» EXCERPTED PASSAGE
>> START
The present invention relates generally to a data storage device, and more particularly but not by limitation to an air bearing for a head of a data storage device or system.
Data storage devices store digitally encoded information on discs. Heads read data from or write data to discs which are supported for rotation relative to a base chassis by a spindle motor or drive. Heads include transducer elements, such as magnetoresistive, magneto-optical or inductive elements for read or write operations. An actuator assembly moves the head relative to select data tracks on the disc to read or write data to the disc surface or media.
Typically the head includes a slider having an air bearing surface which is coupled to a head suspension assembly. Rotation of the disc creates an air flow along the air bearing surface to provide a pressure profile and lift force. The lift force of the air bearing is countered by a load force supplied via a load beam of the suspension assembly to define in part a fly height of the slider. Slider fabrication processes typically introduce shape variations across the air bearing profile. The pressure profile of the air bearing slider is sensitive to variation in the air bearing profile. For contact starts and stops (CSS) the raised surfaces of the air bearing contact the disc surface. During operation the air bearing slider can intermittently contact the disc surface. Contact stiction between the slider or air bearing surfaces and disc surface during CSS or intermittent contact can interfere with drive operations. Embodiments of the present invention provide solutions to these and other problems, and offer other advantages over the prior art.
The present invention relates to a slider for a data storage device. The slider includes a bearing pad or surface having a raised bearing surface, a stepped bearing surface and a recessed pressure cavity or cavities. The recessed pressure cavity or cavities provides a reduced raised bearing surface area to reduce stiction and shape sensitivity. The recessed pressure cavity or cavities include a recessed cavity surface which is recessed from the raised bearing surface of the bearing surface or pad and a cavity step to the raised bearing surface. Other features and benefits that characterize embodiments of the present invention will be apparent upon reading the following detailed description and review of the associated drawings.
Head 108 includes slider 126 which carries transducer elements for read or write operations. Rotation of the disc provides an air flow along air bearing surfaces of the slider 126 to provide a pressure profile or lifting force Fair bearing between the bearing surfaces and the disc surface or media. The lifting force Fair bearing of the air bearing slider 126 is countered by a load force to define in part a fly height Hfly of the slider or head above the disc surface. Slider fabrication processes typically introduce shape variations across the air bearing profile or cross or length dimension of the slider. In particular, slider fabrication processes typically introduce a cross curve and/or crown to the slider body or air bearing surfaces. The shape and contour of the crown and/or cross-curve is non-uniform and can vary within manufacturing tolerance parameters.
Shape variations in the fabricated air bearing slider, or across the air bearing profile, provide a shape sensitive pressure profile (e.g. twist or roll shape sensitivity) which affects fly height parameters of the air bearing slider. The present invention relates to an air bearing surface or pad having a recessed pressure cavity or cavities. The recessed pressure cavity or cavities provide a recessed surface area along a cross or length dimension of the bearing surface or pad to reduce contact stiction and/or shape sensitivity.
>> END
» WRITTEN EXERCISE
Continue the passage on air bearing sliders for data storage devices, starting right after its last sentence. The lines after this point are not needed.

» STORED ROWS
>> START
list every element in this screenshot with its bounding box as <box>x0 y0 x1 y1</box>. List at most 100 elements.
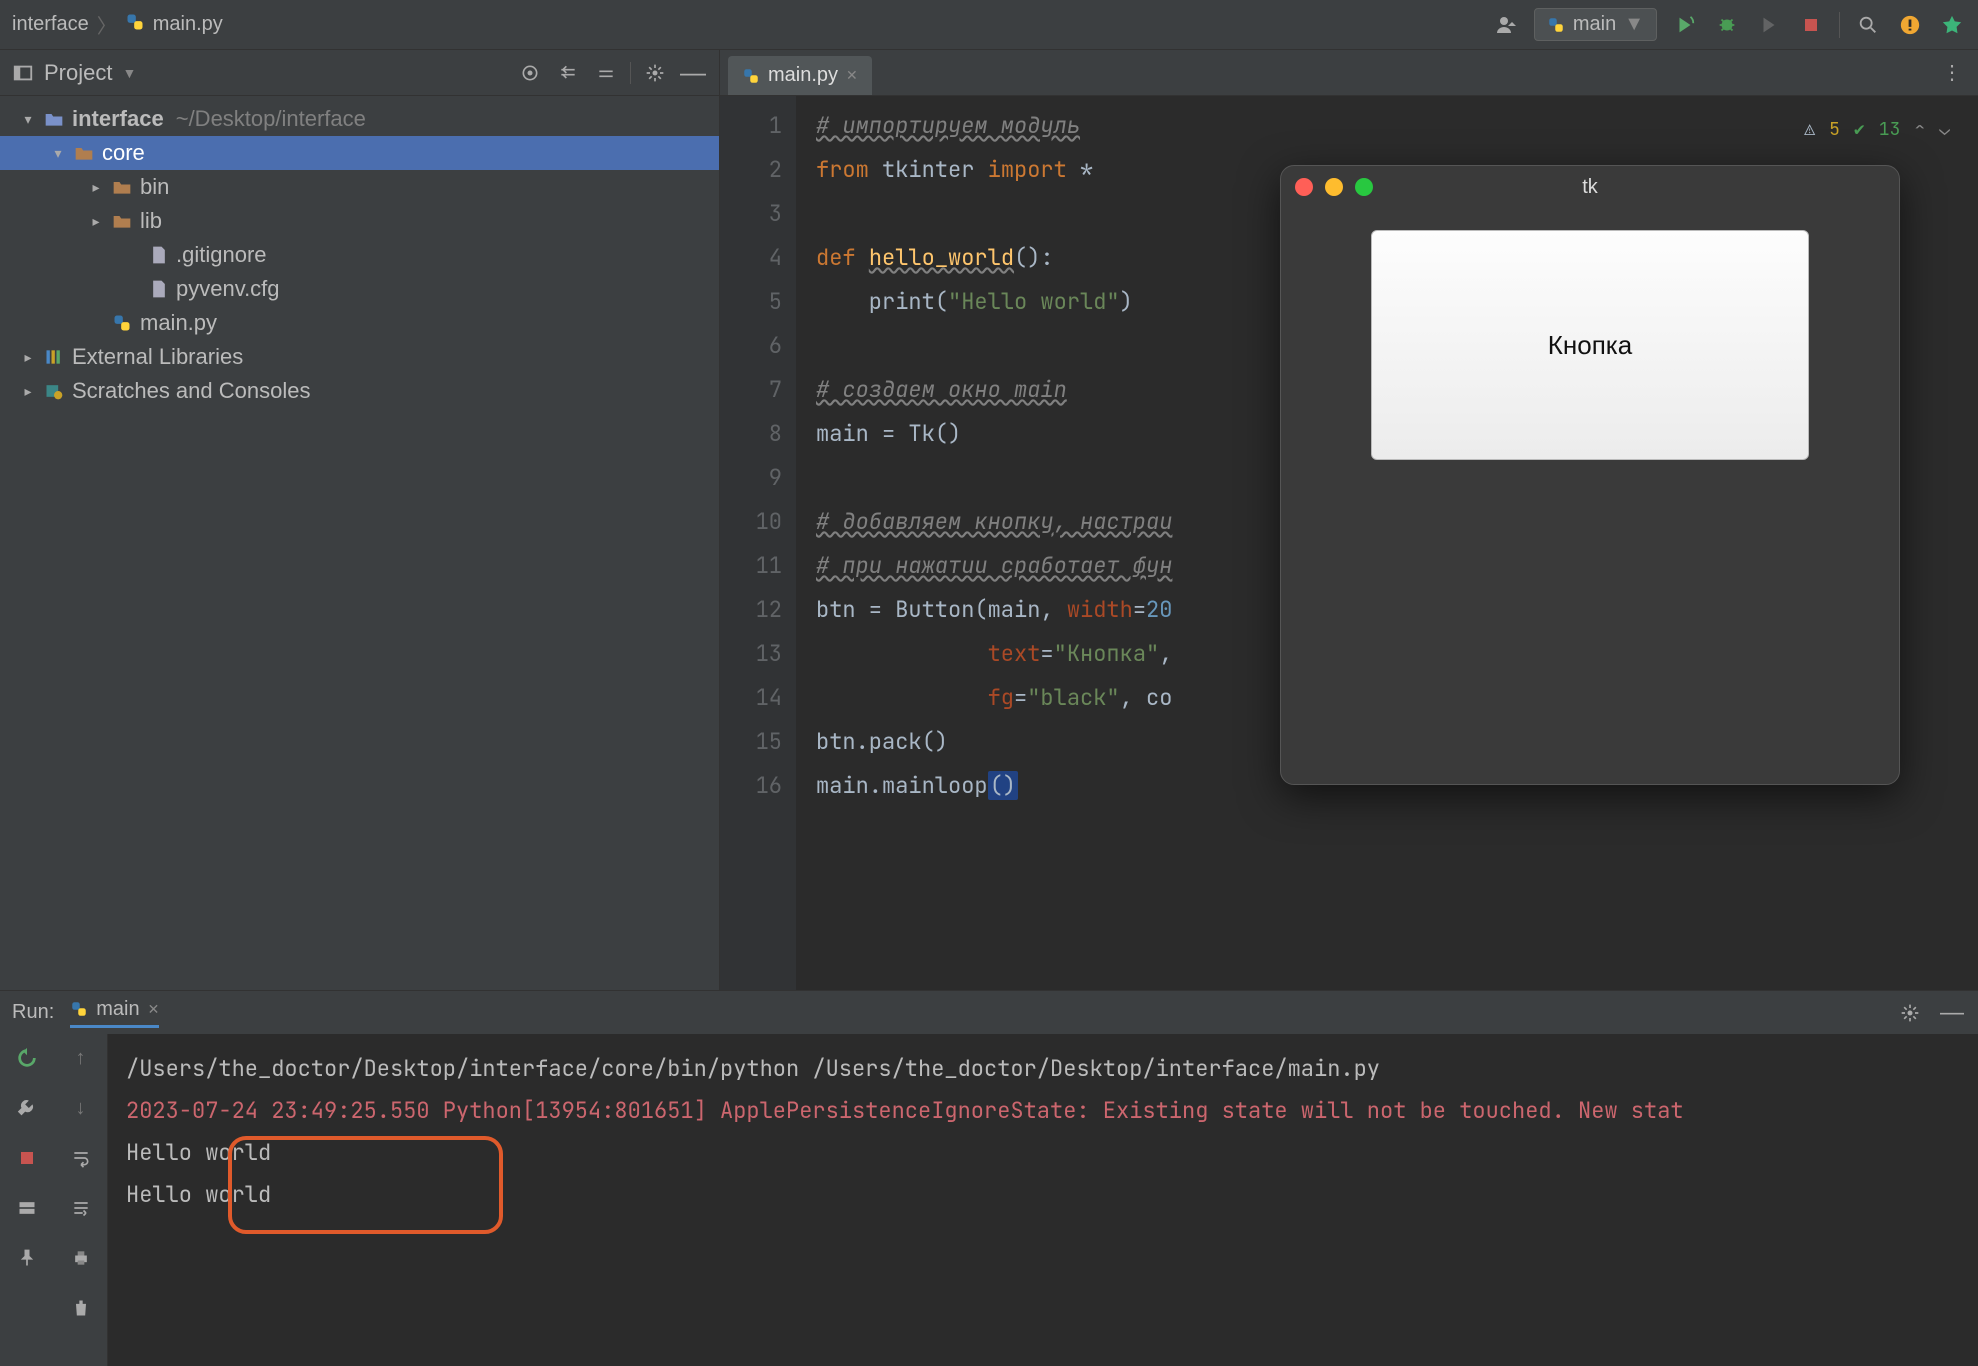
folder-icon <box>44 110 64 128</box>
project-view-icon <box>12 62 34 84</box>
folder-icon <box>112 212 132 230</box>
main-area: Project ▼ — ▾ interface ~/Desktop/interf… <box>0 50 1978 990</box>
more-icon[interactable]: ⋮ <box>1926 50 1978 95</box>
console-warning: 2023-07-24 23:49:25.550 Python[13954:801… <box>126 1090 1960 1132</box>
layout-icon[interactable] <box>13 1194 41 1222</box>
tk-window-title: tk <box>1281 176 1899 199</box>
tree-row-core[interactable]: ▾ core <box>0 136 719 170</box>
collapse-all-icon[interactable] <box>592 59 620 87</box>
breadcrumb-root[interactable]: interface <box>12 13 89 36</box>
tree-label: lib <box>140 208 162 234</box>
tree-row-bin[interactable]: ▸ bin <box>0 170 719 204</box>
tree-label: main.py <box>140 310 217 336</box>
run-config-selector[interactable]: main ▼ <box>1534 8 1657 41</box>
close-icon[interactable]: ✕ <box>148 1001 160 1018</box>
print-icon[interactable] <box>67 1244 95 1272</box>
top-actions: main ▼ <box>1492 8 1966 41</box>
ide-services-icon[interactable] <box>1938 11 1966 39</box>
tree-row-project-root[interactable]: ▾ interface ~/Desktop/interface <box>0 102 719 136</box>
stop-icon[interactable] <box>13 1144 41 1172</box>
gear-icon[interactable] <box>1896 999 1924 1027</box>
run-config-label: main <box>1573 13 1616 36</box>
run-tool-tabbar: Run: main ✕ — <box>0 990 1978 1034</box>
tree-row-scratches[interactable]: ▸ Scratches and Consoles <box>0 374 719 408</box>
tk-button[interactable]: Кнопка <box>1371 230 1809 460</box>
tree-row-mainpy[interactable]: main.py <box>0 306 719 340</box>
stop-icon[interactable] <box>1797 11 1825 39</box>
prev-highlight-icon[interactable]: ⌃ <box>1914 108 1925 152</box>
scroll-to-end-icon[interactable] <box>67 1194 95 1222</box>
expand-all-icon[interactable] <box>554 59 582 87</box>
rerun-icon[interactable] <box>13 1044 41 1072</box>
tk-button-label: Кнопка <box>1548 330 1632 361</box>
tree-label: interface <box>72 106 164 132</box>
scratches-icon <box>44 381 64 401</box>
tree-label: pyvenv.cfg <box>176 276 280 302</box>
console-output-line: Hello world <box>126 1174 1960 1216</box>
inspections-widget[interactable]: ⚠ 5 ✔ 13 ⌃ ⌄ <box>1804 108 1950 152</box>
select-opened-icon[interactable] <box>516 59 544 87</box>
updates-icon[interactable] <box>1896 11 1924 39</box>
chevron-right-icon: ▸ <box>20 383 36 400</box>
tree-label: bin <box>140 174 169 200</box>
python-file-icon <box>742 67 760 85</box>
gear-icon[interactable] <box>641 59 669 87</box>
tree-label: .gitignore <box>176 242 267 268</box>
tk-app-window[interactable]: tk Кнопка <box>1280 165 1900 785</box>
top-toolbar: interface 〉 main.py main ▼ <box>0 0 1978 50</box>
run-tab-main[interactable]: main ✕ <box>70 998 159 1028</box>
editor-tab-mainpy[interactable]: main.py ✕ <box>728 56 872 95</box>
tree-row-gitignore[interactable]: .gitignore <box>0 238 719 272</box>
run-toolwindow-title: Run: <box>12 1001 54 1024</box>
project-sidebar: Project ▼ — ▾ interface ~/Desktop/interf… <box>0 50 720 990</box>
chevron-down-icon: ▼ <box>1624 13 1644 36</box>
console-output-line: Hello world <box>126 1132 1960 1174</box>
line-gutter: 123 456 789 101112 131415 16 <box>720 96 796 990</box>
sidebar-title: Project <box>44 60 112 86</box>
tree-row-external-libs[interactable]: ▸ External Libraries <box>0 340 719 374</box>
run-toolbar-primary <box>0 1034 54 1366</box>
tree-label: core <box>102 140 145 166</box>
run-coverage-icon[interactable] <box>1755 11 1783 39</box>
warning-count: 5 <box>1829 108 1840 152</box>
debug-icon[interactable] <box>1713 11 1741 39</box>
folder-icon <box>112 178 132 196</box>
breadcrumbs: interface 〉 main.py <box>12 10 223 39</box>
next-highlight-icon[interactable]: ⌄ <box>1939 108 1950 152</box>
project-tree[interactable]: ▾ interface ~/Desktop/interface ▾ core ▸… <box>0 96 719 408</box>
up-icon[interactable]: ↑ <box>67 1044 95 1072</box>
search-icon[interactable] <box>1854 11 1882 39</box>
breadcrumb-file[interactable]: main.py <box>153 13 223 36</box>
down-icon[interactable]: ↓ <box>67 1094 95 1122</box>
hide-icon[interactable]: — <box>1938 999 1966 1027</box>
trash-icon[interactable] <box>67 1294 95 1322</box>
separator <box>630 62 631 84</box>
hide-icon[interactable]: — <box>679 59 707 87</box>
python-file-icon <box>112 313 132 333</box>
python-file-icon <box>125 12 145 38</box>
check-icon: ✔ <box>1854 108 1865 152</box>
tree-path: ~/Desktop/interface <box>176 106 366 132</box>
tk-titlebar[interactable]: tk <box>1281 166 1899 208</box>
run-panel: ↑ ↓ /Users/the_doctor/Desktop/interface/… <box>0 1034 1978 1366</box>
rerun-icon[interactable] <box>1671 11 1699 39</box>
tree-row-pyvenv[interactable]: pyvenv.cfg <box>0 272 719 306</box>
tree-label: External Libraries <box>72 344 243 370</box>
close-icon[interactable]: ✕ <box>846 67 858 84</box>
file-icon <box>150 245 168 265</box>
tree-row-lib[interactable]: ▸ lib <box>0 204 719 238</box>
python-file-icon <box>70 1000 88 1018</box>
chevron-down-icon: ▾ <box>50 145 66 162</box>
ok-count: 13 <box>1879 108 1901 152</box>
run-console[interactable]: /Users/the_doctor/Desktop/interface/core… <box>108 1034 1978 1366</box>
breadcrumb-separator: 〉 <box>97 10 117 39</box>
console-command: /Users/the_doctor/Desktop/interface/core… <box>126 1048 1960 1090</box>
chevron-right-icon: ▸ <box>88 213 104 230</box>
folder-icon <box>74 144 94 162</box>
user-icon[interactable] <box>1492 11 1520 39</box>
chevron-down-icon[interactable]: ▼ <box>122 65 136 81</box>
soft-wrap-icon[interactable] <box>67 1144 95 1172</box>
pin-icon[interactable] <box>13 1244 41 1272</box>
wrench-icon[interactable] <box>13 1094 41 1122</box>
run-toolbar-secondary: ↑ ↓ <box>54 1034 108 1366</box>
>> END
» OUTPUT OF THE EXERCISE
In the illustrated embodiment, cavity step 146 extends from the recessed cavity surface 142 to the raised cavity surface, although application is not limited to the specific embodiment or step rise shown. Also in the illustrated embodiment, the stepped bearing surface 136 extends between opposed sides 147, 148 of the bearing pad or surface 130 although application is not limited to the particular embodiment shown. Thus as described, the present invention provides a recessed pressure cavity for a bearing pad or surface to provide a recessed area for a bearing pad or surface (e.g. having a length to wide ratio less than or equal to 2.0) in addition to or in contrast to an elongate rail.
As previously described, rotation of the disc creates an air flow along the bearing pad or surface 130 to provide a pressure profile for operation. Air flow along the bearing pad or surface 130 is contained or pressurized relative to the pressure cavity 140 to provide an effective raised bearing surface or profile with reduced surface area and shape sensitivity. The raised bearing surface 134 of the pad or surface 130 is formed at the substrate level (zero etched depth) and the stepped bearing surface 136 and recessed cavity surface 142 are formed by a multiple stage milling process to form a plurality of etched depths for the stepped bearing surface 136 and the recessed cavity surface 142.
In the embodiment shown, raised bearing surfaces of the bearing pad or surface 130 are formed by a “U” shaped structure having a trailing edge portion 150 and opposed side portion 152, 154 elevated above the recessed cavity surface 142 to form the trailing edge cavity step 146 to the raised bearing surface and opposed side steps along opposed sides or side portion 152, 154 of the bearing pad or surface. Stepped surface 136 is formed proximate to a leading edge or portion of the “U” shaped structure to form a bearing step 156 from the recessed cavity surface 132 of the slider to stepped surface 136 and the leading edge cavity step 144 from the stepped surface to the recessed cavity surface 142.
In the embodiment shown, the “U” shaped structure forms the trailing edge cavity step extending the trailing edge and opposed side cavity steps to contain air for pressurization of the bearing. Thus, as shown, air flow is facilitated into the pressure cavity 140 via the recessed stepped bearing surface 136 and is contained by the raised bearing surface 134 having a higher elevation than the stepped bearing surface 136 to provide an effective raised bearing surface or profile for the bearing pad with reduced surface area and shape sensitivity. In an illustrative embodiment, the stepped bearing surface 136 is recessed approximately 0.1–0.3 μm from the raised bearing surface 134 and the recessed cavity surface is milled or etched to a cavity depth of approximately 2–3 μm. The “U” shaped structure is formed of thin walled structure which, in an illustrative embodiment, has a 20 μm thick or width.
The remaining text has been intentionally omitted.